● Required task
Look through the data below. Collect every line where the word "ylabel" occurs.

● Given data
* * * *

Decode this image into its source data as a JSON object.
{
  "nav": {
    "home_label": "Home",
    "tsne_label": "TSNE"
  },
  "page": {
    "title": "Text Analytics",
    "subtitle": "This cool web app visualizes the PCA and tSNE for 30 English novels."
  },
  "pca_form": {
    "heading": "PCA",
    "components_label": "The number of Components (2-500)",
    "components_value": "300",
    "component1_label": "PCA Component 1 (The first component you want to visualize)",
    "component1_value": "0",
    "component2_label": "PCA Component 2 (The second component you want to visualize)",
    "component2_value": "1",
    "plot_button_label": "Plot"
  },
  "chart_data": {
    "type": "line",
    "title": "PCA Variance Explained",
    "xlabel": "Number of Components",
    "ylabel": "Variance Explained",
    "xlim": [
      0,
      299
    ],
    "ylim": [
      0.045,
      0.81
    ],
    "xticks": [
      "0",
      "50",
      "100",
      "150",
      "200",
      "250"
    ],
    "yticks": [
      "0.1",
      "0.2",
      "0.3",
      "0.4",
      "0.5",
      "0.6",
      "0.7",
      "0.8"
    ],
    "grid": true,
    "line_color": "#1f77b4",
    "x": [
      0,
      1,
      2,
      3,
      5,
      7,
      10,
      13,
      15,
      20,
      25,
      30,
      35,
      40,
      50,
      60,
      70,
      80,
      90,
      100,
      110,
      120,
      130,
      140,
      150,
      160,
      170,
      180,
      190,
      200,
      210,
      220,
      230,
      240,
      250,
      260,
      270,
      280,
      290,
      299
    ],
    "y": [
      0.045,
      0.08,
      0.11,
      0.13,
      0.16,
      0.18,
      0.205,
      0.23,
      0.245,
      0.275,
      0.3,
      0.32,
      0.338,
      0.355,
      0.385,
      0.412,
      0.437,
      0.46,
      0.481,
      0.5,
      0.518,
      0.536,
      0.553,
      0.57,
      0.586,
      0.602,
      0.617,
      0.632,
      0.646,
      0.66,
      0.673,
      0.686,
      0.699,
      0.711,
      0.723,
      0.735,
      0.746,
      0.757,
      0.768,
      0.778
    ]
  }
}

* * * *

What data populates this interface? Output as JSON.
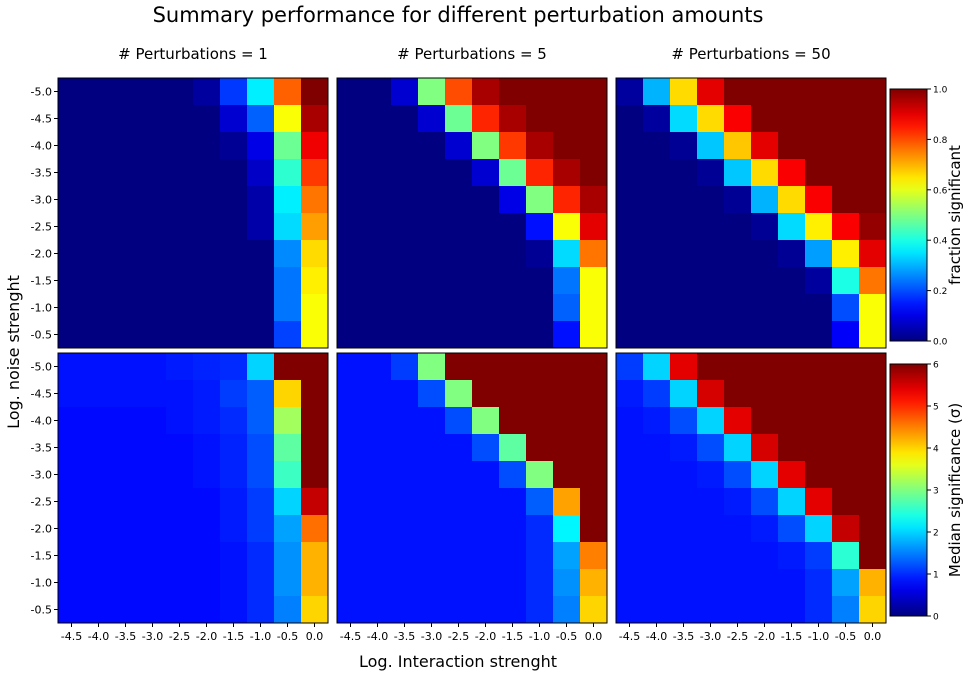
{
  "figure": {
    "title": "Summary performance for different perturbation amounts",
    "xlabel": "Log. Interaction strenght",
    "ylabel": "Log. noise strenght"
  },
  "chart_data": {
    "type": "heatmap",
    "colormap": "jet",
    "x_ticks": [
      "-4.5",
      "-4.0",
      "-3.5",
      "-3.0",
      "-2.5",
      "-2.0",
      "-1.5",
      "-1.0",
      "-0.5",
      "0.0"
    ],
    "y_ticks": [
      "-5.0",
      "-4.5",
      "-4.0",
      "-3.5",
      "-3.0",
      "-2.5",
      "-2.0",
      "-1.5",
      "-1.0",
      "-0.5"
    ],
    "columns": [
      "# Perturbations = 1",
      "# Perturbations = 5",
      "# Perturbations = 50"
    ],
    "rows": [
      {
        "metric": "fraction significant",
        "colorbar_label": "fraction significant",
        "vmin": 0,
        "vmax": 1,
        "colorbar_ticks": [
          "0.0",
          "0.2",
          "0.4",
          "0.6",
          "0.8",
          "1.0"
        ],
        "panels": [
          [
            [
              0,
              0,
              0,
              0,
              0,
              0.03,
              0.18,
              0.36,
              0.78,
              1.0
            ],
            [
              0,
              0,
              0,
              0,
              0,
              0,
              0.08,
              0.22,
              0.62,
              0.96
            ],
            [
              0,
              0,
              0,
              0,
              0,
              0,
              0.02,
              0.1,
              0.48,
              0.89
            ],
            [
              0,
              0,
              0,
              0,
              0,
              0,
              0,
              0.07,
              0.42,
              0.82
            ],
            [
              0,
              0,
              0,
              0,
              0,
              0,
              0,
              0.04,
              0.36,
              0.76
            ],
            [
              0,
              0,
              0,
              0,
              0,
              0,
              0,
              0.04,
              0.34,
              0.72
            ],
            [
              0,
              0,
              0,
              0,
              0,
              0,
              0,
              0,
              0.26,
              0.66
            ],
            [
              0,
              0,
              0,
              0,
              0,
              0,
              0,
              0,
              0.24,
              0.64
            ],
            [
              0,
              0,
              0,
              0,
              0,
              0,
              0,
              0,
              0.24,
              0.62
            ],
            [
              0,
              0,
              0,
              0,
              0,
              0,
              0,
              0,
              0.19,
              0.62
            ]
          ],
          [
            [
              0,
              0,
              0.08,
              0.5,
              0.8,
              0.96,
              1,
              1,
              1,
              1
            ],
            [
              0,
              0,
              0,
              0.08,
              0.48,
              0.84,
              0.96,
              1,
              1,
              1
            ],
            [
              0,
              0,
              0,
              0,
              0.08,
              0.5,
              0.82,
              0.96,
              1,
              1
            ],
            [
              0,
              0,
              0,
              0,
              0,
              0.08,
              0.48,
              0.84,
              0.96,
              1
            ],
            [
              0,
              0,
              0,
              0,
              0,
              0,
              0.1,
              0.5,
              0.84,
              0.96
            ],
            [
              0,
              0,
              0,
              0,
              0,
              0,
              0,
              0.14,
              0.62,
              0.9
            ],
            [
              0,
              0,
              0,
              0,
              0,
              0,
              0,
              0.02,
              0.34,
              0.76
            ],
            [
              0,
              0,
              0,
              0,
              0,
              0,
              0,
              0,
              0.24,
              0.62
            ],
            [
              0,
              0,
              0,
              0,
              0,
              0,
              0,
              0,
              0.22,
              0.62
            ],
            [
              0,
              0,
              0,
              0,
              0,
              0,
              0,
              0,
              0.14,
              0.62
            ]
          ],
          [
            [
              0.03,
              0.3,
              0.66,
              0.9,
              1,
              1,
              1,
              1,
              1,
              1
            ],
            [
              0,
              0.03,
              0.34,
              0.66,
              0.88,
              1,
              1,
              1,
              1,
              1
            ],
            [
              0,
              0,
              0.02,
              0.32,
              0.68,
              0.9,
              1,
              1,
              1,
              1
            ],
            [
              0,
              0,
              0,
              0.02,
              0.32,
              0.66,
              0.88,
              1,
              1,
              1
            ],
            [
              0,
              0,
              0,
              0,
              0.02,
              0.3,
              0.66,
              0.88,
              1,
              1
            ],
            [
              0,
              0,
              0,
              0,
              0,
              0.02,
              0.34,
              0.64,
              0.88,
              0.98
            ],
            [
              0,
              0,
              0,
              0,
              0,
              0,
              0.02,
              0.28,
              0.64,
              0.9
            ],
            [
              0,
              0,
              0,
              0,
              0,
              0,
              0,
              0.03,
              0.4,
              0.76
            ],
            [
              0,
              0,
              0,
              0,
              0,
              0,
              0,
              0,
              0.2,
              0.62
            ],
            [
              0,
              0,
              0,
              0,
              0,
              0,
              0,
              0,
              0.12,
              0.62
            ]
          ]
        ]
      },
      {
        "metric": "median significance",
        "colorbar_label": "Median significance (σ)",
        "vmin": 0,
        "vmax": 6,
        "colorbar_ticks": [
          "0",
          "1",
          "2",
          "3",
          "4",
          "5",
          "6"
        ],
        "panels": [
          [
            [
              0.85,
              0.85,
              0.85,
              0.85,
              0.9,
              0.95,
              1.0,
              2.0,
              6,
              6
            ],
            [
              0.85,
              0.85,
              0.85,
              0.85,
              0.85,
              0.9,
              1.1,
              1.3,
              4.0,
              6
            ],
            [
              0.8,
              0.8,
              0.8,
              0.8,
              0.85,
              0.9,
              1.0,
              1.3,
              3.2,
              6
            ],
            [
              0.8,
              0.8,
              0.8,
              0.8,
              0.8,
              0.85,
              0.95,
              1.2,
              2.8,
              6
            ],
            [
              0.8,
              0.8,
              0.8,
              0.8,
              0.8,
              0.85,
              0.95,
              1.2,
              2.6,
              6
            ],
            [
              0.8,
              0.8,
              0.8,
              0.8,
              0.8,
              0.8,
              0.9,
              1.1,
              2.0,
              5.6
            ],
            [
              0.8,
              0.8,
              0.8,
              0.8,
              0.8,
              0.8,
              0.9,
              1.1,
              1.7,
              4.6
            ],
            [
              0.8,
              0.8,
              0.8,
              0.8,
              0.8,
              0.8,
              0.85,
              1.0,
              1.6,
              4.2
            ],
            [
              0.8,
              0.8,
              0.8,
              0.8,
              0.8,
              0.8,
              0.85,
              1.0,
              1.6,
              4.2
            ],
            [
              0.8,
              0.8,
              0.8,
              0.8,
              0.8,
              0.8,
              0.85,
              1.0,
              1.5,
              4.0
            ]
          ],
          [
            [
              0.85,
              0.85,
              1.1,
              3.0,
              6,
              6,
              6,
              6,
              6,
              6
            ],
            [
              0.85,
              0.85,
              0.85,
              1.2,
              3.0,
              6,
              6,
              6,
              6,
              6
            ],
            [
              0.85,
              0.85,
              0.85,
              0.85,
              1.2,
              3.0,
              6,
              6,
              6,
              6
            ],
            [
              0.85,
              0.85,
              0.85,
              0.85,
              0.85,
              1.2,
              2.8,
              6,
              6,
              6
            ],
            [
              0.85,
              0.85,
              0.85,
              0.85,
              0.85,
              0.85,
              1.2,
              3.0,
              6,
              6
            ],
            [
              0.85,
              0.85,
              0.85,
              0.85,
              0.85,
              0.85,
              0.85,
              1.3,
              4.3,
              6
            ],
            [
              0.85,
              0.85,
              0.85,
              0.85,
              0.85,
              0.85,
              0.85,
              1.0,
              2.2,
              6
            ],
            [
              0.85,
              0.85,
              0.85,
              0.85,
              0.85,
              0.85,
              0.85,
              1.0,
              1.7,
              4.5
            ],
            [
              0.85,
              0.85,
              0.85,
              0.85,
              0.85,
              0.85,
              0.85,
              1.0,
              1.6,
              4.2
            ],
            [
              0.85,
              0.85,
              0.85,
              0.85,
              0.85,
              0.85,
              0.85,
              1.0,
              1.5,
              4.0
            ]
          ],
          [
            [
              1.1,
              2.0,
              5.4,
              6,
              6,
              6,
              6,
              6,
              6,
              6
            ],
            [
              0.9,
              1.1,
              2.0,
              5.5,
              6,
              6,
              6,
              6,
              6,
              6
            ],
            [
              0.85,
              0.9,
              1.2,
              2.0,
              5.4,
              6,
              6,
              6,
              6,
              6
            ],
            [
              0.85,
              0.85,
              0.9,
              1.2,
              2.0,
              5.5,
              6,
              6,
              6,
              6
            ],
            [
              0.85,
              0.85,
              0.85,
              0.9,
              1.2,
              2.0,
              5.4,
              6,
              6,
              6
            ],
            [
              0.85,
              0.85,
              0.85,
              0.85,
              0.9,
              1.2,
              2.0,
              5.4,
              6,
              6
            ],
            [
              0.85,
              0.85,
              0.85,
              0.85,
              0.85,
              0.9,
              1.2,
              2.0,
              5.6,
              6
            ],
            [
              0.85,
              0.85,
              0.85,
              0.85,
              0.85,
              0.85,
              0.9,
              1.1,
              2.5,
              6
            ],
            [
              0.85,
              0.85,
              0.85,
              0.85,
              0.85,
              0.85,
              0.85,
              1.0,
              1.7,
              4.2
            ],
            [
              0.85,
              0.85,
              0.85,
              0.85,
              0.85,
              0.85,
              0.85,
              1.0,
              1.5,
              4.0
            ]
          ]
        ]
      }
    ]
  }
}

* * * *

● Solution to the exercise
    "ylabel": "Variance Explained",
    "ylabel": "Log. noise strenght"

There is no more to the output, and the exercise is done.